TEXT BLOCK
********************
SAFE-T1007: When "Connect Your GitHub" Becomes an Attack Vector

Contributed by: Frederick Kautz

The $2 Million "Sign In" Button

┌─────────────────────────────────┐
│  🤖 Your AI Agent says:         │
│                                 │
│  "I need access to your GitHub  │
│   to deploy the new feature."   │
│                                 │
│  [Connect GitHub] ← Click here  │
└─────────────────────────────────┘

You click. A familiar OAuth screen appears. You authorize. The deployment succeeds.

What you didn't see:

• The authorization went to github-deployer-totally-legit.example.com, not GitHub
• The redirect URI was https://attacker.tld/collect
• Your access token just landed in an adversary's database
• They now have full read/write access to your organization's repositories

Welcome to SAFE-T1007: OAuth Authorization Phishing in MCP.

Why OAuth + AI Agents = Critical Risk

The Old OAuth Threat Model

Traditional OAuth phishing required:

1. Tricking users via email/SMS
2. Creating convincing fake login pages
3. Harvesting credentials manually

Defenders had the upper edge:

• User training ("check the URL!")
• Browser warnings for phishing sites
• MFA blocking credential theft

The MCP Amplification

Now add autonomous AI agents:

Agent decides: "I need GitHub access"
********************
Items from a dataset:
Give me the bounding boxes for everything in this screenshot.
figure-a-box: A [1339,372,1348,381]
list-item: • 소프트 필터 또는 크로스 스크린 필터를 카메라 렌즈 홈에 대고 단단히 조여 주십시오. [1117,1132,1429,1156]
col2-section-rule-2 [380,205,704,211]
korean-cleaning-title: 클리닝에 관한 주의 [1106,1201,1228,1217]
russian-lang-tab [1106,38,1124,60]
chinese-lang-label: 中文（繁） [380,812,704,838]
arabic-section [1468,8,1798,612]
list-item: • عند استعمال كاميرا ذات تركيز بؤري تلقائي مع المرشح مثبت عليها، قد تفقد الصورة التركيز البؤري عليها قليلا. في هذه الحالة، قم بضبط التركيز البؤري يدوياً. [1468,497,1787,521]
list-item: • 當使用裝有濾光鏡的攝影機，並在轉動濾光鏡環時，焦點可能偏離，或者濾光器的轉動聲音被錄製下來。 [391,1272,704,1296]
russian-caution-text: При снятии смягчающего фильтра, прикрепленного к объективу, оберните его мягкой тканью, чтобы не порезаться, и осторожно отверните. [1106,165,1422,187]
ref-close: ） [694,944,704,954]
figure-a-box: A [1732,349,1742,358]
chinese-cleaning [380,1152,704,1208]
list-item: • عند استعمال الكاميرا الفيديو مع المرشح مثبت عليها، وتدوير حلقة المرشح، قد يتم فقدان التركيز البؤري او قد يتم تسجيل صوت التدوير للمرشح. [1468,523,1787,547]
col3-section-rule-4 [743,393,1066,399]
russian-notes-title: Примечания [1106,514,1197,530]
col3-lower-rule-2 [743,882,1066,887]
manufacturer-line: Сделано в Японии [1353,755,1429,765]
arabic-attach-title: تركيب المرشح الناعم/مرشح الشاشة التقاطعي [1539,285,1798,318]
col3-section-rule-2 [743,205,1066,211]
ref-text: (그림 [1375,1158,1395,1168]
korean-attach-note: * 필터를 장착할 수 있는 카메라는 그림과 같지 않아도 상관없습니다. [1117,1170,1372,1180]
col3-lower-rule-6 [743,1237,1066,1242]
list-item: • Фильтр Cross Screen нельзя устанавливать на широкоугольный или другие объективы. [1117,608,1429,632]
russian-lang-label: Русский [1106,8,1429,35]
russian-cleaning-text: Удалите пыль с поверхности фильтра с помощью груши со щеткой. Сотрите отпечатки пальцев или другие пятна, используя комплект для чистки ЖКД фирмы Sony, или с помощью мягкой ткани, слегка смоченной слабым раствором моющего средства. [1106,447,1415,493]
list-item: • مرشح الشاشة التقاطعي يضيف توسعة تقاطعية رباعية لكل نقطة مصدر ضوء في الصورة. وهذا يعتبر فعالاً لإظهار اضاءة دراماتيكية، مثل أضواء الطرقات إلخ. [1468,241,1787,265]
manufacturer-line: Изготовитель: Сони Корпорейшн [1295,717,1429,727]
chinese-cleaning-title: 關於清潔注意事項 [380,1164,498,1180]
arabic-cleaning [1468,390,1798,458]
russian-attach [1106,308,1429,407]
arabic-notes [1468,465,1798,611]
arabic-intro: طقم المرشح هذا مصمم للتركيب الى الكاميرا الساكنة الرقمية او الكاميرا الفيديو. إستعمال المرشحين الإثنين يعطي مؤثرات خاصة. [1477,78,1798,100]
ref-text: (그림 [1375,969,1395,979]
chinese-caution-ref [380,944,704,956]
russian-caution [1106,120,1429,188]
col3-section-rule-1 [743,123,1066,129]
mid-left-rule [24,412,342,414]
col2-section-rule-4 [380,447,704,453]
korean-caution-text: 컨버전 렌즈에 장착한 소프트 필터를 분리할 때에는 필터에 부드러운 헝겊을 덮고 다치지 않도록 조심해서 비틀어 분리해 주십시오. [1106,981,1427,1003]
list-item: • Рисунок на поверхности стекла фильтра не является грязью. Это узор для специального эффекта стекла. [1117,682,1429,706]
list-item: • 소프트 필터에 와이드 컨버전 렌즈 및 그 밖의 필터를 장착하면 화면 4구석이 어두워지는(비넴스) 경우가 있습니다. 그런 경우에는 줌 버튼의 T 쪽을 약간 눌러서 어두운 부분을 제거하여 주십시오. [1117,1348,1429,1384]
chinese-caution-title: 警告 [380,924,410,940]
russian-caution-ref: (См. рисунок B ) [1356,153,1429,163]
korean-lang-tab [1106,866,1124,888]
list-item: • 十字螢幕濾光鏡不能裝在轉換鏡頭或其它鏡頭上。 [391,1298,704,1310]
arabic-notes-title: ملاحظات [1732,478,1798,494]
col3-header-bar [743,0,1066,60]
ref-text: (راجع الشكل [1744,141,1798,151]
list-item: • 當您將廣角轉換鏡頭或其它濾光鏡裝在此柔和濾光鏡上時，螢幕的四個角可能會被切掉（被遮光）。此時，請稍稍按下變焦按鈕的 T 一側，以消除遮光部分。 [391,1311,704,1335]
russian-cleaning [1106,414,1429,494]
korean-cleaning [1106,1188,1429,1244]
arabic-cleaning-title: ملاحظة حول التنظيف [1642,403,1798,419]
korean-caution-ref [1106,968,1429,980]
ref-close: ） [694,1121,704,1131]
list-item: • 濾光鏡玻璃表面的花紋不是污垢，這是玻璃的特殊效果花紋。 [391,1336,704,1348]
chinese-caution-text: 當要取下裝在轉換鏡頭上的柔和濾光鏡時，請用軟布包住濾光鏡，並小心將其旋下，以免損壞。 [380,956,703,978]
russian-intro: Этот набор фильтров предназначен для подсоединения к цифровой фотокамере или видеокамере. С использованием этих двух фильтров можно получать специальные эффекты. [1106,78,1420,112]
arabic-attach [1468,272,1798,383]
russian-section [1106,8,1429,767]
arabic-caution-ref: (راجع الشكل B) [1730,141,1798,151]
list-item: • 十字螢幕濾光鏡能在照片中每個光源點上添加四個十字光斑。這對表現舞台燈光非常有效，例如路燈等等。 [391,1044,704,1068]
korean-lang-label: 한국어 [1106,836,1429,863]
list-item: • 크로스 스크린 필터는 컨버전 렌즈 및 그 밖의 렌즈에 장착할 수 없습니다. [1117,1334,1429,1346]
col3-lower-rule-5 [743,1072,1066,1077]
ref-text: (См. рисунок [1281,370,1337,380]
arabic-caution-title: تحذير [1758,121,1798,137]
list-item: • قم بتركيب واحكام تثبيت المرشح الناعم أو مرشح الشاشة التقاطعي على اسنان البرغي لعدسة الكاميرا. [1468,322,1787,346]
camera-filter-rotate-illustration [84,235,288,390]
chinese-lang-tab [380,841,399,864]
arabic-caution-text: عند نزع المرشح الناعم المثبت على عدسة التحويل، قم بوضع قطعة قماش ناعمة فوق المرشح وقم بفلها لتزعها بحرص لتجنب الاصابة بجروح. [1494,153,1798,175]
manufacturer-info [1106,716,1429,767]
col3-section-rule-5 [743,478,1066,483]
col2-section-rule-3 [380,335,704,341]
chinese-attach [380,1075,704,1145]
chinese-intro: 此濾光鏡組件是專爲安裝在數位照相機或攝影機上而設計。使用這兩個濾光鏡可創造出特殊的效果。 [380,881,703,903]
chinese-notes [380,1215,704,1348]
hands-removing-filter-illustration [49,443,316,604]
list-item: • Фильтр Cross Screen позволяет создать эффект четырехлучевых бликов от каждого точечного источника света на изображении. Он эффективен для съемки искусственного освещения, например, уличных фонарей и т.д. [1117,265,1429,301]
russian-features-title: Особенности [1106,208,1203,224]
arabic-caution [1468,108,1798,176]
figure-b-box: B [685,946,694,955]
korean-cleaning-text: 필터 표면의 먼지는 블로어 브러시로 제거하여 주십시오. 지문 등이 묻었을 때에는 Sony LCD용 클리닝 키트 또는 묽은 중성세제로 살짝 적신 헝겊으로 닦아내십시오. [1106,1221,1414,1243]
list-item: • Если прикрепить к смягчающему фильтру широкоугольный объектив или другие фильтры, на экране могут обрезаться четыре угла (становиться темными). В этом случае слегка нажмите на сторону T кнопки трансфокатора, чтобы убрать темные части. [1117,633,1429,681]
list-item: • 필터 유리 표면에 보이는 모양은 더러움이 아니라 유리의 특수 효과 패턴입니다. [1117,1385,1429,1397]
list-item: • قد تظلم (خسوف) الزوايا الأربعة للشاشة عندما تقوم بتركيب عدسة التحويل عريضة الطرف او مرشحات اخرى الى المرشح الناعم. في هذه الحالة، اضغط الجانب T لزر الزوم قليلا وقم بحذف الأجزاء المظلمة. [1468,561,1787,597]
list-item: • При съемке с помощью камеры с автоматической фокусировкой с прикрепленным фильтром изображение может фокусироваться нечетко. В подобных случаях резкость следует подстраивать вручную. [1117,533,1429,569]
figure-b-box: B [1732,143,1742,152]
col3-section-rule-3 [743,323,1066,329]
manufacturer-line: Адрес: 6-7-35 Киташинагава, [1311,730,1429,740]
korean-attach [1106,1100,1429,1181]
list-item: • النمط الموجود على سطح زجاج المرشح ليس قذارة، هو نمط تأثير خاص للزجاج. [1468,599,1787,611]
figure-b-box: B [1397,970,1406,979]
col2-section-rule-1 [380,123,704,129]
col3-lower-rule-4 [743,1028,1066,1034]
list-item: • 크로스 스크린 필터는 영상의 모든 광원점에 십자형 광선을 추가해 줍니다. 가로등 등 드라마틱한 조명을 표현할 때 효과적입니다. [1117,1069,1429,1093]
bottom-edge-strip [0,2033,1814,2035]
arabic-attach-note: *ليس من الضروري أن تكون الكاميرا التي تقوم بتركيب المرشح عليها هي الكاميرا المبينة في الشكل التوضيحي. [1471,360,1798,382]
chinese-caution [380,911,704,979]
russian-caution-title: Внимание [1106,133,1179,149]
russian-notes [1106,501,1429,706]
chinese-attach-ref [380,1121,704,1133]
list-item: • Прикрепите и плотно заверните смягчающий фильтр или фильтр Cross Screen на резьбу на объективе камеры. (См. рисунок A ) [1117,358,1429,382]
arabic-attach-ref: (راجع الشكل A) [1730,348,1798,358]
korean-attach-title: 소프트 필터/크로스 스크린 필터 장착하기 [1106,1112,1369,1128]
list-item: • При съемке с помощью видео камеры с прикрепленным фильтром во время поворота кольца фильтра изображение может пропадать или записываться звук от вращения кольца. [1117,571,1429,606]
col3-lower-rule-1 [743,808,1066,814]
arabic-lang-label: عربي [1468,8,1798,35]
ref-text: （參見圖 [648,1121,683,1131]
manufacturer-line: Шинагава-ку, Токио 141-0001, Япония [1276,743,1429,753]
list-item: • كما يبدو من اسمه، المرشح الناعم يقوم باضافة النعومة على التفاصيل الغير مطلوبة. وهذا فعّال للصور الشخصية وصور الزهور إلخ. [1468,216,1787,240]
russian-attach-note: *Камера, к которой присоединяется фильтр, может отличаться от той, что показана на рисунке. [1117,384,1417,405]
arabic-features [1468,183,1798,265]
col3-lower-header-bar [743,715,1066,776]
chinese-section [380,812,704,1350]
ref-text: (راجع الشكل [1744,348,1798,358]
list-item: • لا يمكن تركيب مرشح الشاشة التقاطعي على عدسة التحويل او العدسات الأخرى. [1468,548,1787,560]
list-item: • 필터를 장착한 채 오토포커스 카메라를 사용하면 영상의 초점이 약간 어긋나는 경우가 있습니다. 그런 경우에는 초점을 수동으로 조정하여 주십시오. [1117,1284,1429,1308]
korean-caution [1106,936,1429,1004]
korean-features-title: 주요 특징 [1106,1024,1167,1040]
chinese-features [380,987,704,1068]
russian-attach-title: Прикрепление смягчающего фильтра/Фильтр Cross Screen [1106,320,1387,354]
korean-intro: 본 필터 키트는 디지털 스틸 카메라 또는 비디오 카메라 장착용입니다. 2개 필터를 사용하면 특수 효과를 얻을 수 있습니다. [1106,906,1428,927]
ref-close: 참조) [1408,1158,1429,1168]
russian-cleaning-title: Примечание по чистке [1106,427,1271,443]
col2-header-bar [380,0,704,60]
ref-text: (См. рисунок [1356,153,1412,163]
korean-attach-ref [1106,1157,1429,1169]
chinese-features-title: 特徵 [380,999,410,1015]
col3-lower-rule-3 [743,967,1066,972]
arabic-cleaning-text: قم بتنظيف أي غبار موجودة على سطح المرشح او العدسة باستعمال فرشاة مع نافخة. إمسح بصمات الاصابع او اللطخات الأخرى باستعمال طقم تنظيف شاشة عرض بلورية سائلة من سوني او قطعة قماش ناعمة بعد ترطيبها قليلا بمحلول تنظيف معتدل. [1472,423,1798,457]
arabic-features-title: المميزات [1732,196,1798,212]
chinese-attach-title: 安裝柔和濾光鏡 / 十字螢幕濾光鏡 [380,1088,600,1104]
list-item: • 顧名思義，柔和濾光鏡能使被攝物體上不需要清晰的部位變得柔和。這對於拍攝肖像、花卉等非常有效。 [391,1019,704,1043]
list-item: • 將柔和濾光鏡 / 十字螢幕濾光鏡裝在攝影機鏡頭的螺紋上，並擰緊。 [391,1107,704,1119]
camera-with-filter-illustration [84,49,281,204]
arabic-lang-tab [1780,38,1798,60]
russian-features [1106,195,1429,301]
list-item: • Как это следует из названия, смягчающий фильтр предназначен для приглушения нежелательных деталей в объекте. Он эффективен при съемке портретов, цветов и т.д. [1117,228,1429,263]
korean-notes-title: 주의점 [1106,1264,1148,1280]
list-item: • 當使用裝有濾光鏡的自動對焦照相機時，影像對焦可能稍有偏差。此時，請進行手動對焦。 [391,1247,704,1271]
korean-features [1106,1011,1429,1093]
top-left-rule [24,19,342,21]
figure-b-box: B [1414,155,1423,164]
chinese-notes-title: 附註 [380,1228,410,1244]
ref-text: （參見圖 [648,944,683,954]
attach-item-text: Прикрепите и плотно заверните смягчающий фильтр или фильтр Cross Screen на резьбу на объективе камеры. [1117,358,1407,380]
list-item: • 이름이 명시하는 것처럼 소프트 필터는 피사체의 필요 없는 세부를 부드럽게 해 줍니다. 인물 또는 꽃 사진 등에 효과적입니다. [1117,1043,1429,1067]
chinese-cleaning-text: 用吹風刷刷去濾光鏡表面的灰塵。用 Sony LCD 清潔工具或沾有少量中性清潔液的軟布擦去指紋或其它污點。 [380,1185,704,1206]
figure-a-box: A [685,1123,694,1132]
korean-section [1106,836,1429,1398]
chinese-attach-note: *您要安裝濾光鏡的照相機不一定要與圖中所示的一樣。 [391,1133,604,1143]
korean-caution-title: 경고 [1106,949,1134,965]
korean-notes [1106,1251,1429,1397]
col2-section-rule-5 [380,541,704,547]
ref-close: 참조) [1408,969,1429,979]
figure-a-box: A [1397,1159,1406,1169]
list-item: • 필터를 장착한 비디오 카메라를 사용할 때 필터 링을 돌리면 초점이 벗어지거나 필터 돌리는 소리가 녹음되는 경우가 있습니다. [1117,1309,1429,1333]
********************
EXERCISE
Carry on the article about OAuth phishing in MCP from the point where it stops. These rows have no connection to the text on OAuth phishing through AI agents.

EXERCISE RESPONSE
    ↓
Agent initiates: OAuth flow
    ↓
User sees: "Connect GitHub" button
    ↓
User clicks: Trusting the agent
    ↓
Attacker controls: Where the authorization goes

New vulnerabilities:

• Blind trust: Users trust the agent's judgment
• Reduced vigilance: No suspicious email to scrutinize
• Hidden complexity: OAuth params invisible to user
• MFA bypass: Legitimate flow = no credential theft detection

The consent screen becomes a trusted UI element in an untrusted flow.

SAFE-T1007: The Technique Breakdown

What It Is

SAFE-T1007: OAuth Authorization Phishing

Tactic: Initial Access (ATK-TA0001)
Definition: Malicious MCP servers exploit OAuth flows to steal access tokens by tricking users during authorization.

How it manifests: Attacker-controlled (or compromised) MCP tools manipulate OAuth parameters—particularly redirect_uri—so that authorization codes or tokens are delivered to adversary-controlled endpoints.

The Attack Flow

┌─────────────┐
│   User      │
└──────┬──────┘
       │ "Deploy feature X"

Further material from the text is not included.